**Task input**
━━━━━━━━
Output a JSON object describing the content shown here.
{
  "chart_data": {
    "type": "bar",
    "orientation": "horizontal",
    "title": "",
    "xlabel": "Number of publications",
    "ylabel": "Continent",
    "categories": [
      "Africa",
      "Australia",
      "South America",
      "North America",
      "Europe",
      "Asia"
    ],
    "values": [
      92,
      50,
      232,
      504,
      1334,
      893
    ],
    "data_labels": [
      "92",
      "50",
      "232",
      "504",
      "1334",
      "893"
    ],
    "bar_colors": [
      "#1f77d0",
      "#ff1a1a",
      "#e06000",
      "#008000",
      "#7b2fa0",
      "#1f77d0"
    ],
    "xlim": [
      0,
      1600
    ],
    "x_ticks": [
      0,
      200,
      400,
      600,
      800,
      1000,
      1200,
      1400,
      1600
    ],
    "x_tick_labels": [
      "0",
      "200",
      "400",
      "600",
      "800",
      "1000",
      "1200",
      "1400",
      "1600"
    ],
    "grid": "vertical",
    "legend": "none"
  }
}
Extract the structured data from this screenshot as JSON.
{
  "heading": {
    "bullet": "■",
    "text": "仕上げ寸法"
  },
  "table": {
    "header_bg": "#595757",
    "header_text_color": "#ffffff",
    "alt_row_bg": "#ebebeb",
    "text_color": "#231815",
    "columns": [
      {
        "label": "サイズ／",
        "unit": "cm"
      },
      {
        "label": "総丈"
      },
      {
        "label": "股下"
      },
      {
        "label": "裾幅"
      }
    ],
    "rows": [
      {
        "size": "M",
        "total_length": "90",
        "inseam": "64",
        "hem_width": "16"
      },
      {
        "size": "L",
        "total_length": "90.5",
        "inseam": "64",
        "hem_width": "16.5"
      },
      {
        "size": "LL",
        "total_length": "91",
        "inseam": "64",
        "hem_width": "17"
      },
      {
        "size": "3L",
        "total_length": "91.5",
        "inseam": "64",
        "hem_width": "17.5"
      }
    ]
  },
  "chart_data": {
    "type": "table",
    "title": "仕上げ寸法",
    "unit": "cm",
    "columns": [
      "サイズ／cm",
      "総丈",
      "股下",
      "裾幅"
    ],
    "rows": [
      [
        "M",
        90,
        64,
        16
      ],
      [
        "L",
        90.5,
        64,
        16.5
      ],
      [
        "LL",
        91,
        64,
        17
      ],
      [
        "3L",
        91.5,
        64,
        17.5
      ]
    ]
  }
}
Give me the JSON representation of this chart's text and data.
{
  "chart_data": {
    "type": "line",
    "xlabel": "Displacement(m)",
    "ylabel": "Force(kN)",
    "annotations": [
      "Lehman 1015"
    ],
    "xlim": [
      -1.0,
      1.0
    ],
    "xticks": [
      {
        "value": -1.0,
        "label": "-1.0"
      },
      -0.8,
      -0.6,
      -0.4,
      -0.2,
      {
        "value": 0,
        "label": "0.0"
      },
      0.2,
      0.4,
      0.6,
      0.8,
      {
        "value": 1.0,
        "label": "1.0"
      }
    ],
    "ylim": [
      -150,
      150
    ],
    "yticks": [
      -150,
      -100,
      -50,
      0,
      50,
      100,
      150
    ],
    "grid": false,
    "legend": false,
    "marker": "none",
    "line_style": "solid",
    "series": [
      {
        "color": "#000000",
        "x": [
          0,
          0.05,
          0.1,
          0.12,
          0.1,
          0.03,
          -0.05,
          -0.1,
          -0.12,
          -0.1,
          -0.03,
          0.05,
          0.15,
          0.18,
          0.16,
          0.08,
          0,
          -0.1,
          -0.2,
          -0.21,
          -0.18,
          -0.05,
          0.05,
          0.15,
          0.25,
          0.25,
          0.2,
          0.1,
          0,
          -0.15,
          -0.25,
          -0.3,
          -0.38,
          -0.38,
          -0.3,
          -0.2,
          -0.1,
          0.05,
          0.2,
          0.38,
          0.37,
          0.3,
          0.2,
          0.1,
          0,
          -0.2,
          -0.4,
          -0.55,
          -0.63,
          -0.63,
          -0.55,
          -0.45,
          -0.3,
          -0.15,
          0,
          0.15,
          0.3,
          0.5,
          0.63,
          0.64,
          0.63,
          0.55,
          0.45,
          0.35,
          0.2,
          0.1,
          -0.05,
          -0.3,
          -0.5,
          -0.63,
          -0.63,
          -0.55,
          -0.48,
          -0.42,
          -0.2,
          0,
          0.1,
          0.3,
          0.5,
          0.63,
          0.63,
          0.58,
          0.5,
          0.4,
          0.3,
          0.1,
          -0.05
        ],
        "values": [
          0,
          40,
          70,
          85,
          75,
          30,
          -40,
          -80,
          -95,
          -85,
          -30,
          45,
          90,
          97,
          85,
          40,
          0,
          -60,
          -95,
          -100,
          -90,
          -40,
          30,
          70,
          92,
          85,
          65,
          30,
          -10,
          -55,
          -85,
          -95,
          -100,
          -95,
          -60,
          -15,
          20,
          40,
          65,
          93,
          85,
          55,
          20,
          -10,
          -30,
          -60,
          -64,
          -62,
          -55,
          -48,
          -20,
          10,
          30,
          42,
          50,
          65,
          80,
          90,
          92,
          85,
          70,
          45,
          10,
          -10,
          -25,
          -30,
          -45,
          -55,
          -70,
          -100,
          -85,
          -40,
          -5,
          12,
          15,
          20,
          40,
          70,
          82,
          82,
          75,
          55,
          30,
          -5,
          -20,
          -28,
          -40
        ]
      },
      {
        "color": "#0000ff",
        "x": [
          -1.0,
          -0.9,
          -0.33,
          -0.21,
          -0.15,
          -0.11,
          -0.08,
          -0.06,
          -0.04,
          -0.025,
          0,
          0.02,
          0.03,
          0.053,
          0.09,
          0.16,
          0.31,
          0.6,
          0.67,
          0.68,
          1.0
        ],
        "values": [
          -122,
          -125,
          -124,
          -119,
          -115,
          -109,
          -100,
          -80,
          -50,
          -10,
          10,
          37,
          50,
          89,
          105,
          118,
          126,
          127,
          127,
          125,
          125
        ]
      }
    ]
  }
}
━━━━━━━━
**Problem to work on**
Produce an exact copy of all the records.

**Written answer**
Output a JSON object describing the content shown here.
{
  "chart_data": {
    "type": "bar",
    "orientation": "horizontal",
    "title": "",
    "xlabel": "Number of publications",
    "ylabel": "Continent",
    "categories": [
      "Africa",
      "Australia",
      "South America",
      "North America",
      "Europe",
      "Asia"
    ],
    "values": [
      92,
      50,
      232,
      504,
      1334,
      893
    ],
    "data_labels": [
      "92",
      "50",
      "232",
      "504",
      "1334",
      "893"
    ],
    "bar_colors": [
      "#1f77d0",
      "#ff1a1a",
      "#e06000",
      "#008000",
      "#7b2fa0",
      "#1f77d0"
    ],
    "xlim": [
      0,
      1600
    ],
    "x_ticks": [
      0,
      200,
      400,
      600,
      800,
      1000,
      1200,
      1400,
      1600
    ],
    "x_tick_labels": [
      "0",
      "200",
      "400",
      "600",
      "800",
      "1000",
      "1200",
      "1400",
      "1600"
    ],
    "grid": "vertical",
    "legend": "none"
  }
}
Extract the structured data from this screenshot as JSON.
{
  "heading": {
    "bullet": "■",
    "text": "仕上げ寸法"
  },
  "table": {
    "header_bg": "#595757",
    "header_text_color": "#ffffff",
    "alt_row_bg": "#ebebeb",
    "text_color": "#231815",
    "columns": [
      {
        "label": "サイズ／",
        "unit": "cm"
      },
      {
        "label": "総丈"
      },
      {
        "label": "股下"
      },
      {
        "label": "裾幅"
      }
    ],
    "rows": [
      {
        "size": "M",
        "total_length": "90",
        "inseam": "64",
        "hem_width": "16"
      },
      {
        "size": "L",
        "total_length": "90.5",
        "inseam": "64",
        "hem_width": "16.5"
      },
      {
        "size": "LL",
        "total_length": "91",
        "inseam": "64",
        "hem_width": "17"
      },
      {
        "size": "3L",
        "total_length": "91.5",
        "inseam": "64",
        "hem_width": "17.5"
      }
    ]
  },
  "chart_data": {
    "type": "table",
    "title": "仕上げ寸法",
    "unit": "cm",
    "columns": [
      "サイズ／cm",
      "総丈",
      "股下",
      "裾幅"
    ],
    "rows": [
      [
        "M",
        90,
        64,
        16
      ],
      [
        "L",
        90.5,
        64,
        16.5
      ],
      [
        "LL",
        91,
        64,
        17
      ],
      [
        "3L",
        91.5,
        64,
        17.5
      ]
    ]
  }
}
Give me the JSON representation of this chart's text and data.
{
  "chart_data": {
    "type": "line",
    "xlabel": "Displacement(m)",
    "ylabel": "Force(kN)",
    "annotations": [
      "Lehman 1015"
    ],
    "xlim": [
      -1.0,
      1.0
    ],
    "xticks": [
      {
        "value": -1.0,
        "label": "-1.0"
      },
      -0.8,
      -0.6,
      -0.4,
      -0.2,
      {
        "value": 0,
        "label": "0.0"
      },
      0.2,
      0.4,
      0.6,
      0.8,
      {
        "value": 1.0,
        "label": "1.0"
      }
    ],
    "ylim": [
      -150,
      150
    ],
    "yticks": [
      -150,
      -100,
      -50,
      0,
      50,
      100,
      150
    ],
    "grid": false,
    "legend": false,
    "marker": "none",
    "line_style": "solid",
    "series": [
      {
        "color": "#000000",
        "x": [
          0,
          0.05,
          0.1,
          0.12,
          0.1,
          0.03,
          -0.05,
          -0.1,
          -0.12,
          -0.1,
          -0.03,
          0.05,
          0.15,
          0.18,
          0.16,
          0.08,
          0,
          -0.1,
          -0.2,
          -0.21,
          -0.18,
          -0.05,
          0.05,
          0.15,
          0.25,
          0.25,
          0.2,
          0.1,
          0,
          -0.15,
          -0.25,
          -0.3,
          -0.38,
          -0.38,
          -0.3,
          -0.2,
          -0.1,
          0.05,
          0.2,
          0.38,
          0.37,
          0.3,
          0.2,
          0.1,
          0,
          -0.2,
          -0.4,
          -0.55,
          -0.63,
          -0.63,
          -0.55,
          -0.45,
          -0.3,
          -0.15,
          0,
          0.15,
          0.3,
          0.5,
          0.63,
          0.64,
          0.63,
          0.55,
          0.45,
          0.35,
          0.2,
          0.1,
          -0.05,
          -0.3,
          -0.5,
          -0.63,
          -0.63,
          -0.55,
          -0.48,
          -0.42,
          -0.2,
          0,
          0.1,
          0.3,
          0.5,
          0.63,
          0.63,
          0.58,
          0.5,
          0.4,
          0.3,
          0.1,
          -0.05
        ],
        "values": [
          0,
          40,
          70,
          85,
          75,
          30,
          -40,
          -80,
          -95,
          -85,
          -30,
          45,
          90,
          97,
          85,
          40,
          0,
          -60,
          -95,
          -100,
          -90,
          -40,
          30,
          70,
          92,
          85,
          65,
          30,
          -10,
          -55,
          -85,
          -95,
          -100,
          -95,
          -60,
          -15,
          20,
          40,
          65,
          93,
          85,
          55,
          20,
          -10,
          -30,
          -60,
          -64,
          -62,
          -55,
          -48,
          -20,
          10,
          30,
          42,
          50,
          65,
          80,
          90,
          92,
          85,
          70,
          45,
          10,
          -10,
          -25,
          -30,
          -45,
          -55,
          -70,
          -100,
          -85,
          -40,
          -5,
          12,
          15,
          20,
          40,
          70,
          82,
          82,
          75,
          55,
          30,
          -5,
          -20,
          -28,
          -40
        ]
      },
      {
        "color": "#0000ff",
        "x": [
          -1.0,
          -0.9,
          -0.33,
          -0.21,
          -0.15,
          -0.11,
          -0.08,
          -0.06,
          -0.04,
          -0.025,
          0,
          0.02,
          0.03,
          0.053,
          0.09,
          0.16,
          0.31,
          0.6,
          0.67,
          0.68,
          1.0
        ],
        "values": [
          -122,
          -125,
          -124,
          -119,
          -115,
          -109,
          -100,
          -80,
          -50,
          -10,
          10,
          37,
          50,
          89,
          105,
          118,
          126,
          127,
          127,
          125,
          125
        ]
      }
    ]
  }
}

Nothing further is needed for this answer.